* **WHAT YOU SHOULD DO**
Return the full listing exactly as it is written.

Records from a data source:

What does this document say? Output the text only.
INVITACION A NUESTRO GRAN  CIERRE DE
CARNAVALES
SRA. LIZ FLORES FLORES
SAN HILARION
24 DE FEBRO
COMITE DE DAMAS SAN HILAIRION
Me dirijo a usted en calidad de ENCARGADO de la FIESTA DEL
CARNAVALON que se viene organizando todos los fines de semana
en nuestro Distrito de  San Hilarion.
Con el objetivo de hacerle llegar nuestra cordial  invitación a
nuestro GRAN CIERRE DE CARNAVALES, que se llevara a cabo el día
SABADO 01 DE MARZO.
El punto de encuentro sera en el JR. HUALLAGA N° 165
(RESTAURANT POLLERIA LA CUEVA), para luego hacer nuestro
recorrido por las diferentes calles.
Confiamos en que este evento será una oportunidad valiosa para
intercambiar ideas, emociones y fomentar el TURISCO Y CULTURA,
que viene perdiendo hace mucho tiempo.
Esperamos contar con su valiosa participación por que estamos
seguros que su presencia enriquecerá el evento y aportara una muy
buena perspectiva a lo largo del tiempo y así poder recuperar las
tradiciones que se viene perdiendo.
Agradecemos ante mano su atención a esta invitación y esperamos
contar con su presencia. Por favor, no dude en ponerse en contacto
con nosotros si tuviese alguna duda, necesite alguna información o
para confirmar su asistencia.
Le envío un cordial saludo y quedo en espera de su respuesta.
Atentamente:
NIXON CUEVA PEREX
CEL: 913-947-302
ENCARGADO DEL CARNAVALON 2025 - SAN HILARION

* **WRITTEN SOLUTION**
What does this document say? Output the text only.
INVITACION A NUESTRO GRAN  CIERRE DE
CARNAVALES
SRA. LIZ FLORES FLORES
SAN HILARION
24 DE FEBRO
COMITE DE DAMAS SAN HILAIRION
Me dirijo a usted en calidad de ENCARGADO de la FIESTA DEL
CARNAVALON que se viene organizando todos los fines de semana
en nuestro Distrito de  San Hilarion.
Con el objetivo de hacerle llegar nuestra cordial  invitación a
nuestro GRAN CIERRE DE CARNAVALES, que se llevara a cabo el día
SABADO 01 DE MARZO.
El punto de encuentro sera en el JR. HUALLAGA N° 165
(RESTAURANT POLLERIA LA CUEVA), para luego hacer nuestro
recorrido por las diferentes calles.
Confiamos en que este evento será una oportunidad valiosa para
intercambiar ideas, emociones y fomentar el TURISCO Y CULTURA,
que viene perdiendo hace mucho tiempo.
Esperamos contar con su valiosa participación por que estamos
seguros que su presencia enriquecerá el evento y aportara una muy
buena perspectiva a lo largo del tiempo y así poder recuperar las
tradiciones que se viene perdiendo.
Agradecemos ante mano su atención a esta invitación y esperamos
contar con su presencia. Por favor, no dude en ponerse en contacto
con nosotros si tuviese alguna duda, necesite alguna información o
para confirmar su asistencia.
Le envío un cordial saludo y quedo en espera de su respuesta.
Atentamente:
NIXON CUEVA PEREX
CEL: 913-947-302
ENCARGADO DEL CARNAVALON 2025 - SAN HILARION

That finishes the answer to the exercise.